▸ **Work required**: Print each entry again exactly as written, and keep the pictures out.

▸ **Task data**:
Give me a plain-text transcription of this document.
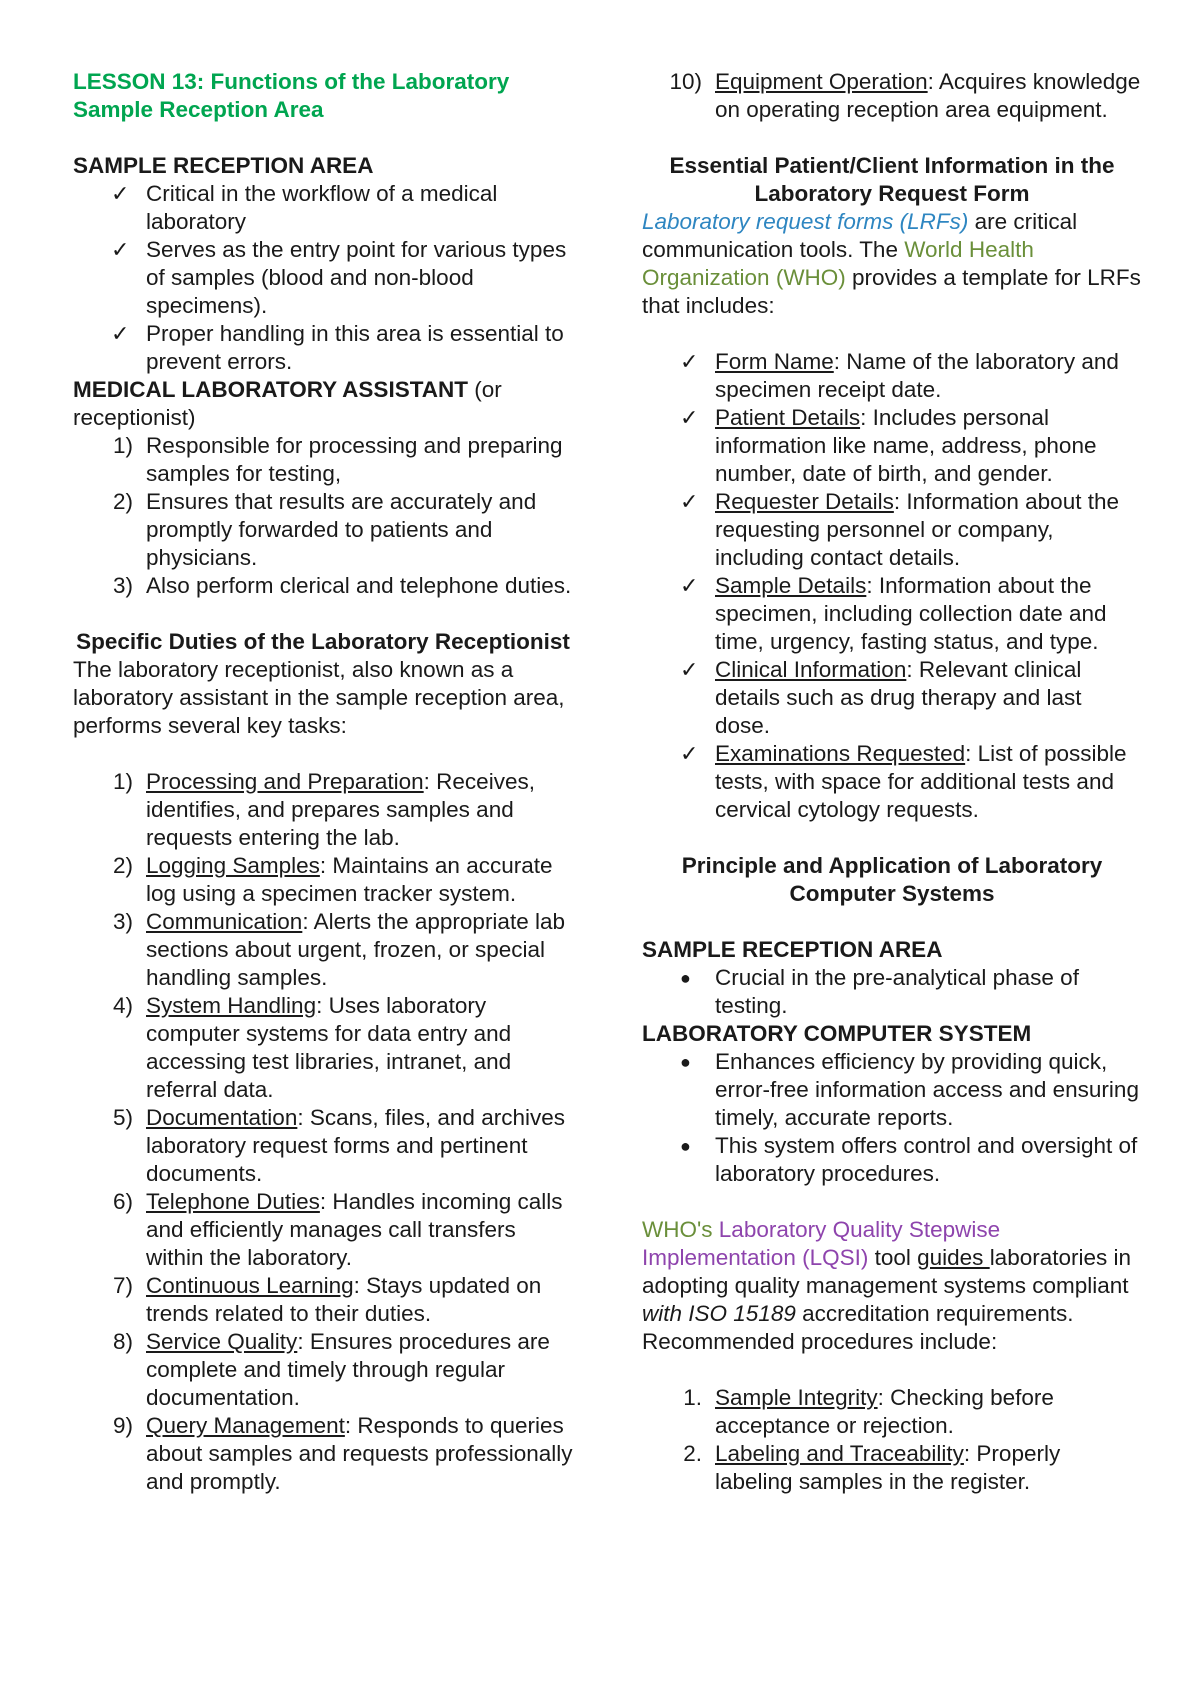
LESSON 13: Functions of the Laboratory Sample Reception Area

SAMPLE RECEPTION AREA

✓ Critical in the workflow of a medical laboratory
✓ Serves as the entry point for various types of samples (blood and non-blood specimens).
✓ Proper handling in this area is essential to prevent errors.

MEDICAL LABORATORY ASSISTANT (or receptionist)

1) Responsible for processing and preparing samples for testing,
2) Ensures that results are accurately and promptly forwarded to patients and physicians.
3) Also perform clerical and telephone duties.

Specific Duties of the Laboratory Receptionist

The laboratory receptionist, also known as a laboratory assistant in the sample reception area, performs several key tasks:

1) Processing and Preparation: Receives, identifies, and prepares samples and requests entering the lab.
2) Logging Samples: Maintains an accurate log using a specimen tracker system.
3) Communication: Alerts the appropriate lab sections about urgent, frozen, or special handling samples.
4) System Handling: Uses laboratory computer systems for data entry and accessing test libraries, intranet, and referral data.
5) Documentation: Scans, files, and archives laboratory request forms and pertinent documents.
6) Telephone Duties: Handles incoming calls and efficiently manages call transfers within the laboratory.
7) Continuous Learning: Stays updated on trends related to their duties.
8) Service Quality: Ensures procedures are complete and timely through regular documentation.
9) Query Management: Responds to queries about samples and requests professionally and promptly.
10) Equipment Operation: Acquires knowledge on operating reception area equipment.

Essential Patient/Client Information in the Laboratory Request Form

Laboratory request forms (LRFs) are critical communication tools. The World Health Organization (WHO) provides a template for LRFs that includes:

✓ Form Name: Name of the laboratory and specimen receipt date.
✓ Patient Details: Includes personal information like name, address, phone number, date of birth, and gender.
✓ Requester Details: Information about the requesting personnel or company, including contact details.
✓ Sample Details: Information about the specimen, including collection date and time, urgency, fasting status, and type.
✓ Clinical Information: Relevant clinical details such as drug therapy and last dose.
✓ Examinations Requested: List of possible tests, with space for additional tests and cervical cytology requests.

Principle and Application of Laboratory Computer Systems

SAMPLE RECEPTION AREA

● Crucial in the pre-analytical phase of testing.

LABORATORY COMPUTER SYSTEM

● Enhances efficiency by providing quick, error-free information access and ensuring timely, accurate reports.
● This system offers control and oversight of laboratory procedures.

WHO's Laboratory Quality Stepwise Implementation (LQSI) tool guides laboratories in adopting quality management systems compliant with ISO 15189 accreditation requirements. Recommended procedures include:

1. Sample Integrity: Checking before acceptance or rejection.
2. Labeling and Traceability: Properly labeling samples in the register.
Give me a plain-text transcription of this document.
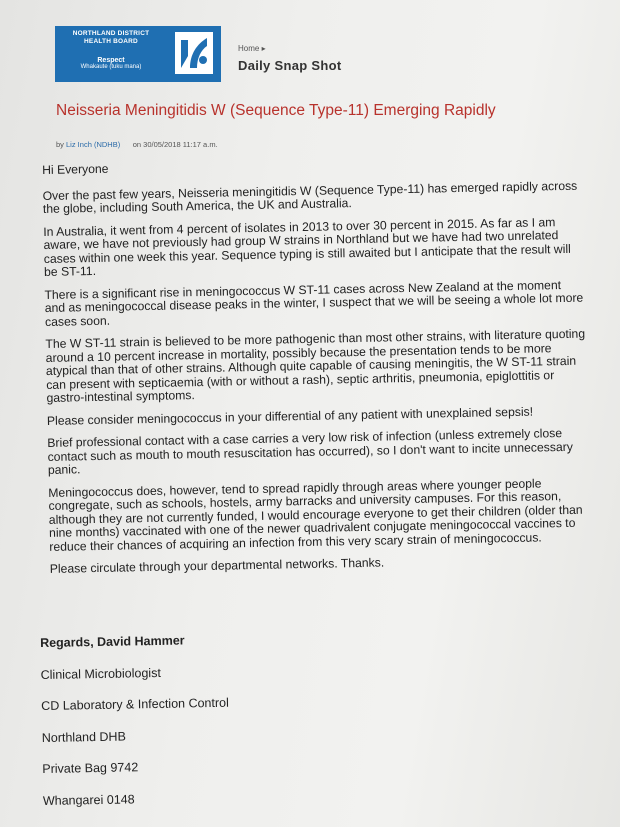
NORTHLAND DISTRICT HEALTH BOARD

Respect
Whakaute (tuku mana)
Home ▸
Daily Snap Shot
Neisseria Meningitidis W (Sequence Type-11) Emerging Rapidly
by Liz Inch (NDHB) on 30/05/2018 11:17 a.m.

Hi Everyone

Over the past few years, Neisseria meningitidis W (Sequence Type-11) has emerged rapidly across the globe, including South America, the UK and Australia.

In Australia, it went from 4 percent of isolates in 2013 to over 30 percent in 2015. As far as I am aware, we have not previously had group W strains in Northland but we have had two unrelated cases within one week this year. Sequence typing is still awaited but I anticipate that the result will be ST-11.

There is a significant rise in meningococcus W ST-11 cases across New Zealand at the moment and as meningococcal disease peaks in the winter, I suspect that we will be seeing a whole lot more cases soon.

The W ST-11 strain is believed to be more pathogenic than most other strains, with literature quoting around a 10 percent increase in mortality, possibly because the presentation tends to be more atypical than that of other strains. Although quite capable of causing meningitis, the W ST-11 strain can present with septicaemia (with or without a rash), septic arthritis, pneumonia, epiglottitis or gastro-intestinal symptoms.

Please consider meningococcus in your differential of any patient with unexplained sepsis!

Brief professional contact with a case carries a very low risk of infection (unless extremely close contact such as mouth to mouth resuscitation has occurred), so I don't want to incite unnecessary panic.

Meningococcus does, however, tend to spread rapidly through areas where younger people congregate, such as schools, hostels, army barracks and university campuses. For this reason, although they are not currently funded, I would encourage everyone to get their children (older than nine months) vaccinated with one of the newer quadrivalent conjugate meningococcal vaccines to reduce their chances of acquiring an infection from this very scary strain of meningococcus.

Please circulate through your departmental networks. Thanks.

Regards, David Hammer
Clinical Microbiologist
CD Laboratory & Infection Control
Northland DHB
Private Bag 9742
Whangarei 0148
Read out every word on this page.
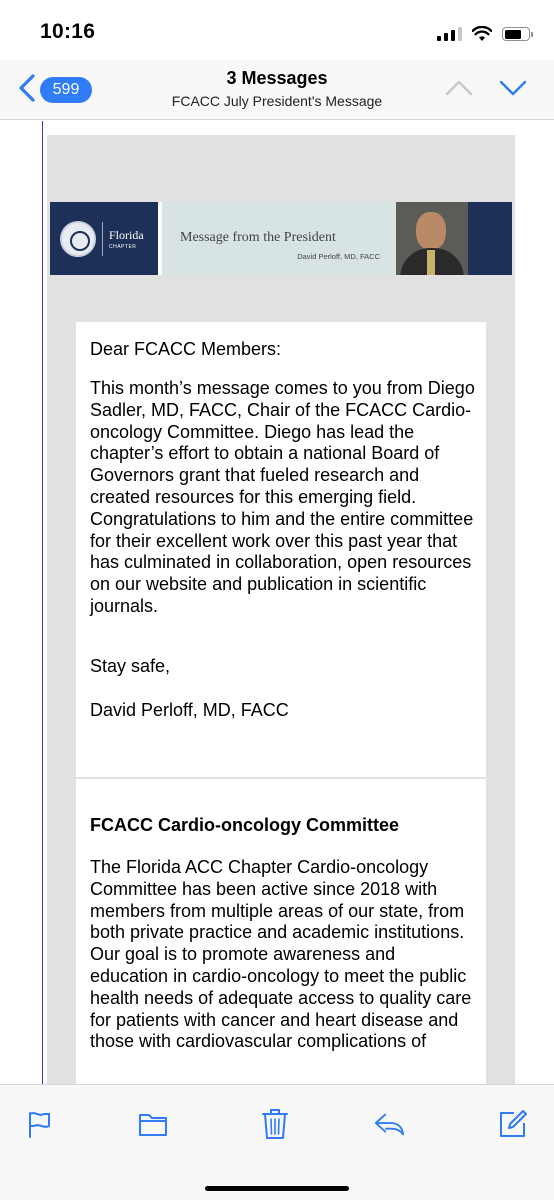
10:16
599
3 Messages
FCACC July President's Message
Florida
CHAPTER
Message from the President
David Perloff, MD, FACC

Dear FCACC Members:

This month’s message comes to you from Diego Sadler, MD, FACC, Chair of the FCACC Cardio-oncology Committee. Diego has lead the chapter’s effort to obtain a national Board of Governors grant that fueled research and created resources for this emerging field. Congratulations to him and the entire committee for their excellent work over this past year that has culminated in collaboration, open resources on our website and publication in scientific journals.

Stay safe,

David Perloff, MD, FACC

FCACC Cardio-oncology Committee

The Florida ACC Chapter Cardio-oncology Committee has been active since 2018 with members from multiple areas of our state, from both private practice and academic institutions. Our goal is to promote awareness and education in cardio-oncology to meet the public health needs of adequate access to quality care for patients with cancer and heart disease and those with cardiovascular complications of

▸ **Final answer**:
Give me a plain-text transcription of this document.
LESSON 13: Functions of the Laboratory Sample Reception Area

SAMPLE RECEPTION AREA

✓ Critical in the workflow of a medical laboratory
✓ Serves as the entry point for various types of samples (blood and non-blood specimens).
✓ Proper handling in this area is essential to prevent errors.

MEDICAL LABORATORY ASSISTANT (or receptionist)

1) Responsible for processing and preparing samples for testing,
2) Ensures that results are accurately and promptly forwarded to patients and physicians.
3) Also perform clerical and telephone duties.

Specific Duties of the Laboratory Receptionist

The laboratory receptionist, also known as a laboratory assistant in the sample reception area, performs several key tasks:

1) Processing and Preparation: Receives, identifies, and prepares samples and requests entering the lab.
2) Logging Samples: Maintains an accurate log using a specimen tracker system.
3) Communication: Alerts the appropriate lab sections about urgent, frozen, or special handling samples.
4) System Handling: Uses laboratory computer systems for data entry and accessing test libraries, intranet, and referral data.
5) Documentation: Scans, files, and archives laboratory request forms and pertinent documents.
6) Telephone Duties: Handles incoming calls and efficiently manages call transfers within the laboratory.
7) Continuous Learning: Stays updated on trends related to their duties.
8) Service Quality: Ensures procedures are complete and timely through regular documentation.
9) Query Management: Responds to queries about samples and requests professionally and promptly.
10) Equipment Operation: Acquires knowledge on operating reception area equipment.

Essential Patient/Client Information in the Laboratory Request Form

Laboratory request forms (LRFs) are critical communication tools. The World Health Organization (WHO) provides a template for LRFs that includes:

✓ Form Name: Name of the laboratory and specimen receipt date.
✓ Patient Details: Includes personal information like name, address, phone number, date of birth, and gender.
✓ Requester Details: Information about the requesting personnel or company, including contact details.
✓ Sample Details: Information about the specimen, including collection date and time, urgency, fasting status, and type.
✓ Clinical Information: Relevant clinical details such as drug therapy and last dose.
✓ Examinations Requested: List of possible tests, with space for additional tests and cervical cytology requests.

Principle and Application of Laboratory Computer Systems

SAMPLE RECEPTION AREA

● Crucial in the pre-analytical phase of testing.

LABORATORY COMPUTER SYSTEM

● Enhances efficiency by providing quick, error-free information access and ensuring timely, accurate reports.
● This system offers control and oversight of laboratory procedures.

WHO's Laboratory Quality Stepwise Implementation (LQSI) tool guides laboratories in adopting quality management systems compliant with ISO 15189 accreditation requirements. Recommended procedures include:

1. Sample Integrity: Checking before acceptance or rejection.
2. Labeling and Traceability: Properly labeling samples in the register.
Give me a plain-text transcription of this document.
NORTHLAND DISTRICT HEALTH BOARD

Respect
Whakaute (tuku mana)
Home ▸
Daily Snap Shot
Neisseria Meningitidis W (Sequence Type-11) Emerging Rapidly
by Liz Inch (NDHB) on 30/05/2018 11:17 a.m.

Hi Everyone

Over the past few years, Neisseria meningitidis W (Sequence Type-11) has emerged rapidly across the globe, including South America, the UK and Australia.

In Australia, it went from 4 percent of isolates in 2013 to over 30 percent in 2015. As far as I am aware, we have not previously had group W strains in Northland but we have had two unrelated cases within one week this year. Sequence typing is still awaited but I anticipate that the result will be ST-11.

There is a significant rise in meningococcus W ST-11 cases across New Zealand at the moment and as meningococcal disease peaks in the winter, I suspect that we will be seeing a whole lot more cases soon.

The W ST-11 strain is believed to be more pathogenic than most other strains, with literature quoting around a 10 percent increase in mortality, possibly because the presentation tends to be more atypical than that of other strains. Although quite capable of causing meningitis, the W ST-11 strain can present with septicaemia (with or without a rash), septic arthritis, pneumonia, epiglottitis or gastro-intestinal symptoms.

Please consider meningococcus in your differential of any patient with unexplained sepsis!

Brief professional contact with a case carries a very low risk of infection (unless extremely close contact such as mouth to mouth resuscitation has occurred), so I don't want to incite unnecessary panic.

Meningococcus does, however, tend to spread rapidly through areas where younger people congregate, such as schools, hostels, army barracks and university campuses. For this reason, although they are not currently funded, I would encourage everyone to get their children (older than nine months) vaccinated with one of the newer quadrivalent conjugate meningococcal vaccines to reduce their chances of acquiring an infection from this very scary strain of meningococcus.

Please circulate through your departmental networks. Thanks.

Regards, David Hammer
Clinical Microbiologist
CD Laboratory & Infection Control
Northland DHB
Private Bag 9742
Whangarei 0148
Read out every word on this page.
10:16
599
3 Messages
FCACC July President's Message
Florida
CHAPTER
Message from the President
David Perloff, MD, FACC

Dear FCACC Members:

This month’s message comes to you from Diego Sadler, MD, FACC, Chair of the FCACC Cardio-oncology Committee. Diego has lead the chapter’s effort to obtain a national Board of Governors grant that fueled research and created resources for this emerging field. Congratulations to him and the entire committee for their excellent work over this past year that has culminated in collaboration, open resources on our website and publication in scientific journals.

Stay safe,

David Perloff, MD, FACC

FCACC Cardio-oncology Committee

The Florida ACC Chapter Cardio-oncology Committee has been active since 2018 with members from multiple areas of our state, from both private practice and academic institutions. Our goal is to promote awareness and education in cardio-oncology to meet the public health needs of adequate access to quality care for patients with cancer and heart disease and those with cardiovascular complications of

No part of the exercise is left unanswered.